» **WHAT IS NEEDED**
All lines in the data bearing the string "document" should be identified and copied.

———

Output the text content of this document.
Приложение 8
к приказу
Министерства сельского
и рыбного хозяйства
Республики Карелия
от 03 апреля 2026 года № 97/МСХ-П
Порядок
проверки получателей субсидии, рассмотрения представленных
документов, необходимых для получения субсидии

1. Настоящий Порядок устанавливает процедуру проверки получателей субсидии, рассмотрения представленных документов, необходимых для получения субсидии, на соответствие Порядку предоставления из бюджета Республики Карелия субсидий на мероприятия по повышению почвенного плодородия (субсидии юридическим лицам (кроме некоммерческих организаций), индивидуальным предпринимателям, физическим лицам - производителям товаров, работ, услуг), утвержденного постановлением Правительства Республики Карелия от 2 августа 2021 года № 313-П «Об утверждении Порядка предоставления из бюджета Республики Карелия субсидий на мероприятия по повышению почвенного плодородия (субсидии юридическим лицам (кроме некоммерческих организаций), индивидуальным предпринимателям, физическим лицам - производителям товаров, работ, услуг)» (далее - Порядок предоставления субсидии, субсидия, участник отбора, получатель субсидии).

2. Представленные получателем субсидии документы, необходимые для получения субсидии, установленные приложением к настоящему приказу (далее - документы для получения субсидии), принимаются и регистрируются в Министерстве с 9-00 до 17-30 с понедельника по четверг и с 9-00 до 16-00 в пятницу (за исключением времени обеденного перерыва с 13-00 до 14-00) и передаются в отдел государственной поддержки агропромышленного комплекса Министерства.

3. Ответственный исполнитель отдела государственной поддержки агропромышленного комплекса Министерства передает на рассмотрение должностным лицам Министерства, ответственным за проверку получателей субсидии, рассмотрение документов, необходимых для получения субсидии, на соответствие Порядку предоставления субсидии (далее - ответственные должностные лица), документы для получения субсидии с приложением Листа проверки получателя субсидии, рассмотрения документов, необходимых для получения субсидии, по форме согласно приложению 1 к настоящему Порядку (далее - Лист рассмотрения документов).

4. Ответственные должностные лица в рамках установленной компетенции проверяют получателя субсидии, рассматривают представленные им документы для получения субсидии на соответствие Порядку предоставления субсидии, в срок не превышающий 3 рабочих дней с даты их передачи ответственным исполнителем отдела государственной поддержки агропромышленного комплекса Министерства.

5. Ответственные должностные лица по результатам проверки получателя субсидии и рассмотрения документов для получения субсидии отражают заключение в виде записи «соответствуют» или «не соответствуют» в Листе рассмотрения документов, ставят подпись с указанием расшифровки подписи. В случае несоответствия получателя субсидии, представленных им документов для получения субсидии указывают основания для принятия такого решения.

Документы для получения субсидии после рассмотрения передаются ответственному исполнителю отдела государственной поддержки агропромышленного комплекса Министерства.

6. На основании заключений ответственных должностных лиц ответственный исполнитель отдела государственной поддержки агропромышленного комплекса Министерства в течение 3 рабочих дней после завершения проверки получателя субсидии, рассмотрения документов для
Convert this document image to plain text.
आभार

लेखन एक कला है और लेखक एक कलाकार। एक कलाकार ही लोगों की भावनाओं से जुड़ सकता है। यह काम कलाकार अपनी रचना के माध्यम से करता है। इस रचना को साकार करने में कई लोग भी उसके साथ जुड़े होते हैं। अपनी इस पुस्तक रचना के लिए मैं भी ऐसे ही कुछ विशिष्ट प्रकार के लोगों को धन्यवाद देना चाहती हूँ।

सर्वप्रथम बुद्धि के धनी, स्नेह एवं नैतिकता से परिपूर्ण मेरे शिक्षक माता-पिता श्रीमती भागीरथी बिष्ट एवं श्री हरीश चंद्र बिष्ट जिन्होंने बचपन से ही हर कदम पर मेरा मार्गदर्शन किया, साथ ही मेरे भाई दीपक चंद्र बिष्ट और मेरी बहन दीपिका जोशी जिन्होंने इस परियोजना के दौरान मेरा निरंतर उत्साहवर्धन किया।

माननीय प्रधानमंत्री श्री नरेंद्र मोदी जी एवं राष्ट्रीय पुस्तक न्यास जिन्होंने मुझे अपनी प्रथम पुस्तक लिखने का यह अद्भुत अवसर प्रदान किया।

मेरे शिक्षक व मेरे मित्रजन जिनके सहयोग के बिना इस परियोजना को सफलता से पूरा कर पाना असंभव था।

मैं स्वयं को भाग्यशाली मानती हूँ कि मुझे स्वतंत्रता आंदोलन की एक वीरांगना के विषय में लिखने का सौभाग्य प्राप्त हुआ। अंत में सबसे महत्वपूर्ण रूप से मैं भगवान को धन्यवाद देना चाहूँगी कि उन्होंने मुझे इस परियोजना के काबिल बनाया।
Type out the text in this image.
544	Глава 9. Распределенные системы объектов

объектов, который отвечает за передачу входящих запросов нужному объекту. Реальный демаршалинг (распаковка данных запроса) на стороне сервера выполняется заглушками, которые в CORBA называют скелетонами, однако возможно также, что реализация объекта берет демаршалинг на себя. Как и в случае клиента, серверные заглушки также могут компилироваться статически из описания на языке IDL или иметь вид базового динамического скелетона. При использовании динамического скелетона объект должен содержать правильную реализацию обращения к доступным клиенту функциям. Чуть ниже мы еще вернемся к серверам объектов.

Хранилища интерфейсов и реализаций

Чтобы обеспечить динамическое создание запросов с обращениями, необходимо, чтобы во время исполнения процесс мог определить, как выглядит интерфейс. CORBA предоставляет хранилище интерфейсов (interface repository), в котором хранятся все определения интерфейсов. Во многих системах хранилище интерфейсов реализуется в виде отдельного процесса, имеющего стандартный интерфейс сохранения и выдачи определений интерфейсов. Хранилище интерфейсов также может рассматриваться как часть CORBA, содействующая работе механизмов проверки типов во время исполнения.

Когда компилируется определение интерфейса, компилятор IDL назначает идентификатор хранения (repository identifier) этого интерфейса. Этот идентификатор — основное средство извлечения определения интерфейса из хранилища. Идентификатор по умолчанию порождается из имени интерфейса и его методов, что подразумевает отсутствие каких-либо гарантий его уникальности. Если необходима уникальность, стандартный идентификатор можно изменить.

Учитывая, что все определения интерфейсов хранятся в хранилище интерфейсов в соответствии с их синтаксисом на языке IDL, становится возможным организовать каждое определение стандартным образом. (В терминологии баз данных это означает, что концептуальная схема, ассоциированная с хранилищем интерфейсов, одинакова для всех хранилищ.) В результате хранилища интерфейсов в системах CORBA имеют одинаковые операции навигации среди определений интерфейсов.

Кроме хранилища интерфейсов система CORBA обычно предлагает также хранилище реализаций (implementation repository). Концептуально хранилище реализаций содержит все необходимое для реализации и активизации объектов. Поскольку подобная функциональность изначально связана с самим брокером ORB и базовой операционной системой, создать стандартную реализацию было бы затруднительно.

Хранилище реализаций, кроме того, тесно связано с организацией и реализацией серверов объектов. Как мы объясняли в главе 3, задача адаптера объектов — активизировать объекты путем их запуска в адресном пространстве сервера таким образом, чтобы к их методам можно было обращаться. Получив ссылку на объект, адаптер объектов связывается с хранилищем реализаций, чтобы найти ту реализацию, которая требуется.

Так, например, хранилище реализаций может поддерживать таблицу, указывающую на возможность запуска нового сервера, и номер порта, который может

———

» **RESPONSE**
Output the text content of this document.
Convert this document image to plain text.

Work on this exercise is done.